— begin —

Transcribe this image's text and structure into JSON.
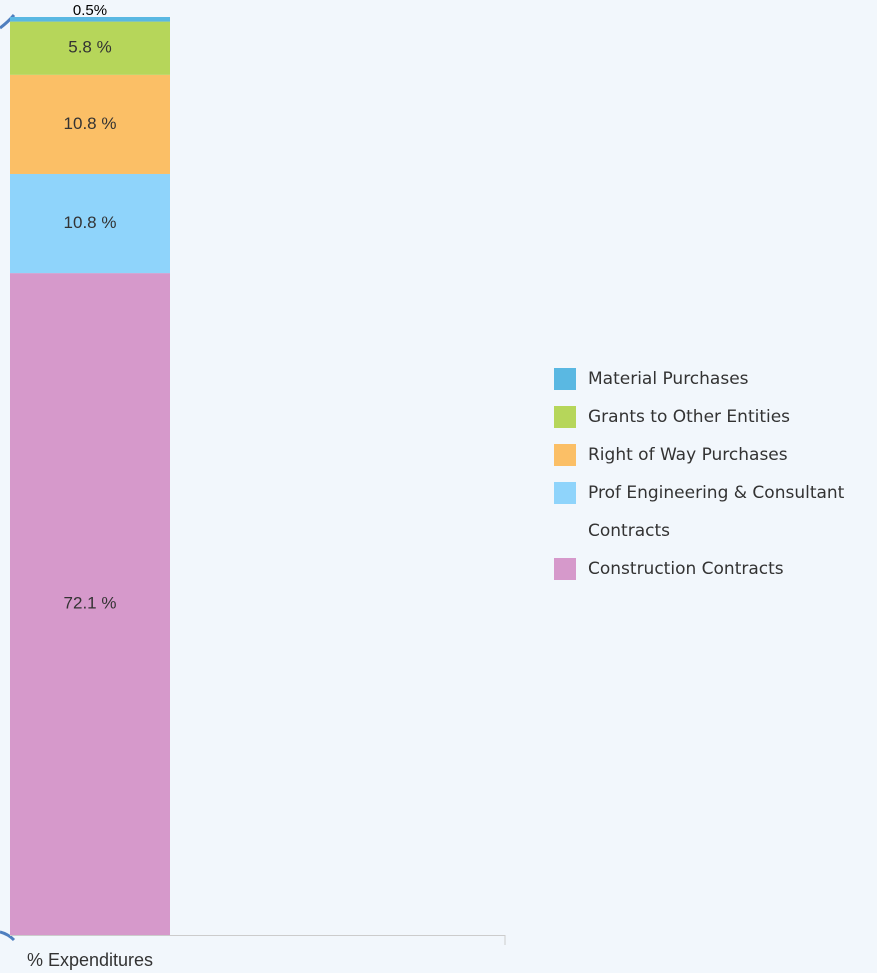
{
  "chart_data": {
    "type": "stacked_bar",
    "categories": [
      "% Expenditures"
    ],
    "ylim": [
      0,
      100
    ],
    "legend": "right",
    "series": [
      {
        "name": "Construction Contracts",
        "color": "#d699cb",
        "values": [
          72.1
        ],
        "value_labels": [
          "72.1 %"
        ]
      },
      {
        "name": "Prof Engineering & Consultant Contracts",
        "color": "#8fd4fb",
        "values": [
          10.8
        ],
        "value_labels": [
          "10.8 %"
        ]
      },
      {
        "name": "Right of Way Purchases",
        "color": "#fbbf66",
        "values": [
          10.8
        ],
        "value_labels": [
          "10.8 %"
        ]
      },
      {
        "name": "Grants to Other Entities",
        "color": "#b6d65a",
        "values": [
          5.8
        ],
        "value_labels": [
          "5.8 %"
        ]
      },
      {
        "name": "Material Purchases",
        "color": "#5ab8e2",
        "values": [
          0.5
        ],
        "value_labels": [
          "0.5%"
        ]
      }
    ]
  }
}
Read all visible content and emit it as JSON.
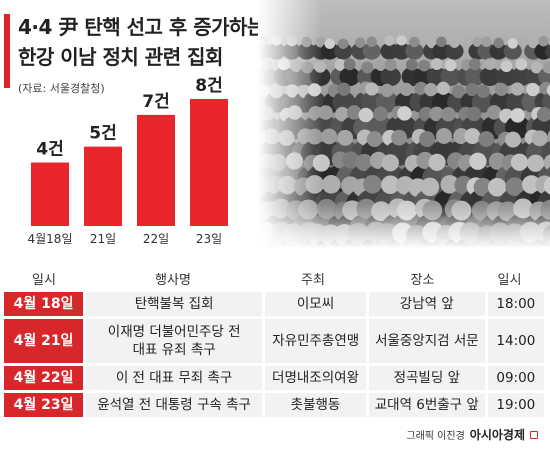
{
  "header": {
    "title_line1": "4·4 尹 탄핵 선고 후 증가하는",
    "title_line2": "한강 이남 정치 관련 집회",
    "source": "(자료: 서울경찰청)"
  },
  "chart_data": {
    "type": "bar",
    "categories": [
      "4월18일",
      "21일",
      "22일",
      "23일"
    ],
    "values": [
      4,
      5,
      7,
      8
    ],
    "value_labels": [
      "4건",
      "5건",
      "7건",
      "8건"
    ],
    "title": "4·4 尹 탄핵 선고 후 증가하는 한강 이남 정치 관련 집회",
    "ylim": [
      0,
      8
    ],
    "grid": false,
    "bar_color": "#e8262b"
  },
  "table": {
    "headers": [
      "일시",
      "행사명",
      "주최",
      "장소",
      "일시"
    ],
    "rows": [
      {
        "date": "4월 18일",
        "event": "탄핵불복 집회",
        "host": "이모씨",
        "place": "강남역 앞",
        "time": "18:00"
      },
      {
        "date": "4월 21일",
        "event": "이재명 더불어민주당 전 대표 유죄 촉구",
        "host": "자유민주총연맹",
        "place": "서울중앙지검 서문",
        "time": "14:00"
      },
      {
        "date": "4월 22일",
        "event": "이 전 대표 무죄 촉구",
        "host": "더명내조의여왕",
        "place": "정곡빌딩 앞",
        "time": "09:00"
      },
      {
        "date": "4월 23일",
        "event": "윤석열 전 대통령 구속 촉구",
        "host": "촛불행동",
        "place": "교대역 6번출구 앞",
        "time": "19:00"
      }
    ]
  },
  "footer": {
    "credit": "그래픽 이진경",
    "brand": "아시아경제"
  },
  "colors": {
    "accent": "#d7272b",
    "cell_bg": "#f2f2f2"
  }
}
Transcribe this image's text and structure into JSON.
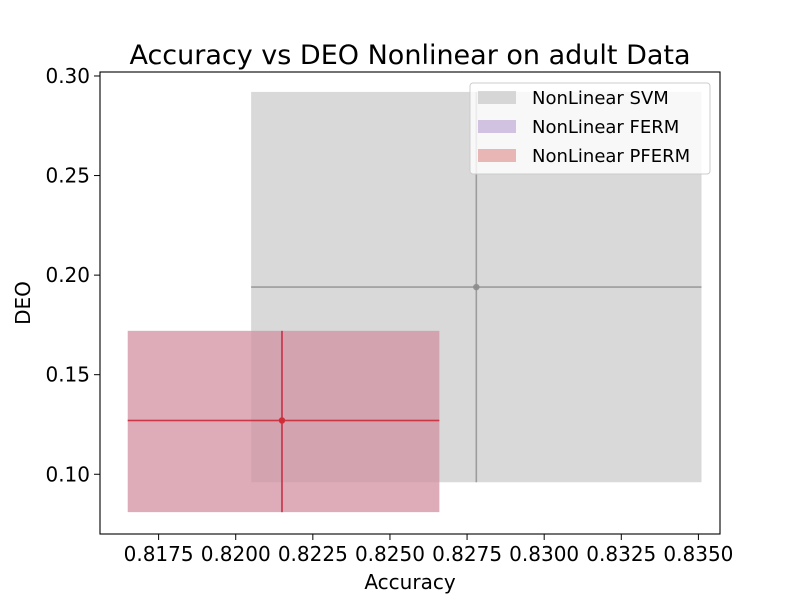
{
  "chart_data": {
    "type": "scatter",
    "title": "Accuracy vs DEO Nonlinear on adult Data",
    "xlabel": "Accuracy",
    "ylabel": "DEO",
    "xlim": [
      0.8156,
      0.8357
    ],
    "ylim": [
      0.07,
      0.302
    ],
    "xticks": [
      0.8175,
      0.82,
      0.8225,
      0.825,
      0.8275,
      0.83,
      0.8325,
      0.835
    ],
    "xtick_labels": [
      "0.8175",
      "0.8200",
      "0.8225",
      "0.8250",
      "0.8275",
      "0.8300",
      "0.8325",
      "0.8350"
    ],
    "yticks": [
      0.1,
      0.15,
      0.2,
      0.25,
      0.3
    ],
    "ytick_labels": [
      "0.10",
      "0.15",
      "0.20",
      "0.25",
      "0.30"
    ],
    "grid": false,
    "legend_position": "top-right",
    "series": [
      {
        "name": "NonLinear SVM",
        "x": 0.8278,
        "y": 0.194,
        "x_range": [
          0.8205,
          0.8351
        ],
        "y_range": [
          0.096,
          0.292
        ],
        "fill_color": "#bfbfbf",
        "line_color": "#8c8c8c"
      },
      {
        "name": "NonLinear FERM",
        "x": 0.8215,
        "y": 0.127,
        "x_range": [
          0.8165,
          0.8266
        ],
        "y_range": [
          0.081,
          0.172
        ],
        "fill_color": "#b99fd4",
        "line_color": "#9467bd"
      },
      {
        "name": "NonLinear PFERM",
        "x": 0.8215,
        "y": 0.127,
        "x_range": [
          0.8165,
          0.8266
        ],
        "y_range": [
          0.081,
          0.172
        ],
        "fill_color": "#e08a8a",
        "line_color": "#d62728"
      }
    ]
  }
}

— end —

# [Task goal]
An exact transcription of all the entries is required, without the pictures.

# [Answer to the exercise]
Transcribe this image's text and structure into JSON.
{
  "chart_data": {
    "type": "stacked_bar",
    "categories": [
      "% Expenditures"
    ],
    "ylim": [
      0,
      100
    ],
    "legend": "right",
    "series": [
      {
        "name": "Construction Contracts",
        "color": "#d699cb",
        "values": [
          72.1
        ],
        "value_labels": [
          "72.1 %"
        ]
      },
      {
        "name": "Prof Engineering & Consultant Contracts",
        "color": "#8fd4fb",
        "values": [
          10.8
        ],
        "value_labels": [
          "10.8 %"
        ]
      },
      {
        "name": "Right of Way Purchases",
        "color": "#fbbf66",
        "values": [
          10.8
        ],
        "value_labels": [
          "10.8 %"
        ]
      },
      {
        "name": "Grants to Other Entities",
        "color": "#b6d65a",
        "values": [
          5.8
        ],
        "value_labels": [
          "5.8 %"
        ]
      },
      {
        "name": "Material Purchases",
        "color": "#5ab8e2",
        "values": [
          0.5
        ],
        "value_labels": [
          "0.5%"
        ]
      }
    ]
  }
}
Read all visible content and emit it as JSON.
{
  "header": {
    "title_line1": "4·4 尹 탄핵 선고 후 증가하는",
    "title_line2": "한강 이남 정치 관련 집회",
    "source": "(자료: 서울경찰청)"
  },
  "chart_data": {
    "type": "bar",
    "categories": [
      "4월18일",
      "21일",
      "22일",
      "23일"
    ],
    "values": [
      4,
      5,
      7,
      8
    ],
    "value_labels": [
      "4건",
      "5건",
      "7건",
      "8건"
    ],
    "title": "4·4 尹 탄핵 선고 후 증가하는 한강 이남 정치 관련 집회",
    "ylim": [
      0,
      8
    ],
    "grid": false,
    "bar_color": "#e8262b"
  },
  "table": {
    "headers": [
      "일시",
      "행사명",
      "주최",
      "장소",
      "일시"
    ],
    "rows": [
      {
        "date": "4월 18일",
        "event": "탄핵불복 집회",
        "host": "이모씨",
        "place": "강남역 앞",
        "time": "18:00"
      },
      {
        "date": "4월 21일",
        "event": "이재명 더불어민주당 전 대표 유죄 촉구",
        "host": "자유민주총연맹",
        "place": "서울중앙지검 서문",
        "time": "14:00"
      },
      {
        "date": "4월 22일",
        "event": "이 전 대표 무죄 촉구",
        "host": "더명내조의여왕",
        "place": "정곡빌딩 앞",
        "time": "09:00"
      },
      {
        "date": "4월 23일",
        "event": "윤석열 전 대통령 구속 촉구",
        "host": "촛불행동",
        "place": "교대역 6번출구 앞",
        "time": "19:00"
      }
    ]
  },
  "footer": {
    "credit": "그래픽 이진경",
    "brand": "아시아경제"
  },
  "colors": {
    "accent": "#d7272b",
    "cell_bg": "#f2f2f2"
  }
}
Transcribe this image's text and structure into JSON.
{
  "chart_data": {
    "type": "scatter",
    "title": "Accuracy vs DEO Nonlinear on adult Data",
    "xlabel": "Accuracy",
    "ylabel": "DEO",
    "xlim": [
      0.8156,
      0.8357
    ],
    "ylim": [
      0.07,
      0.302
    ],
    "xticks": [
      0.8175,
      0.82,
      0.8225,
      0.825,
      0.8275,
      0.83,
      0.8325,
      0.835
    ],
    "xtick_labels": [
      "0.8175",
      "0.8200",
      "0.8225",
      "0.8250",
      "0.8275",
      "0.8300",
      "0.8325",
      "0.8350"
    ],
    "yticks": [
      0.1,
      0.15,
      0.2,
      0.25,
      0.3
    ],
    "ytick_labels": [
      "0.10",
      "0.15",
      "0.20",
      "0.25",
      "0.30"
    ],
    "grid": false,
    "legend_position": "top-right",
    "series": [
      {
        "name": "NonLinear SVM",
        "x": 0.8278,
        "y": 0.194,
        "x_range": [
          0.8205,
          0.8351
        ],
        "y_range": [
          0.096,
          0.292
        ],
        "fill_color": "#bfbfbf",
        "line_color": "#8c8c8c"
      },
      {
        "name": "NonLinear FERM",
        "x": 0.8215,
        "y": 0.127,
        "x_range": [
          0.8165,
          0.8266
        ],
        "y_range": [
          0.081,
          0.172
        ],
        "fill_color": "#b99fd4",
        "line_color": "#9467bd"
      },
      {
        "name": "NonLinear PFERM",
        "x": 0.8215,
        "y": 0.127,
        "x_range": [
          0.8165,
          0.8266
        ],
        "y_range": [
          0.081,
          0.172
        ],
        "fill_color": "#e08a8a",
        "line_color": "#d62728"
      }
    ]
  }
}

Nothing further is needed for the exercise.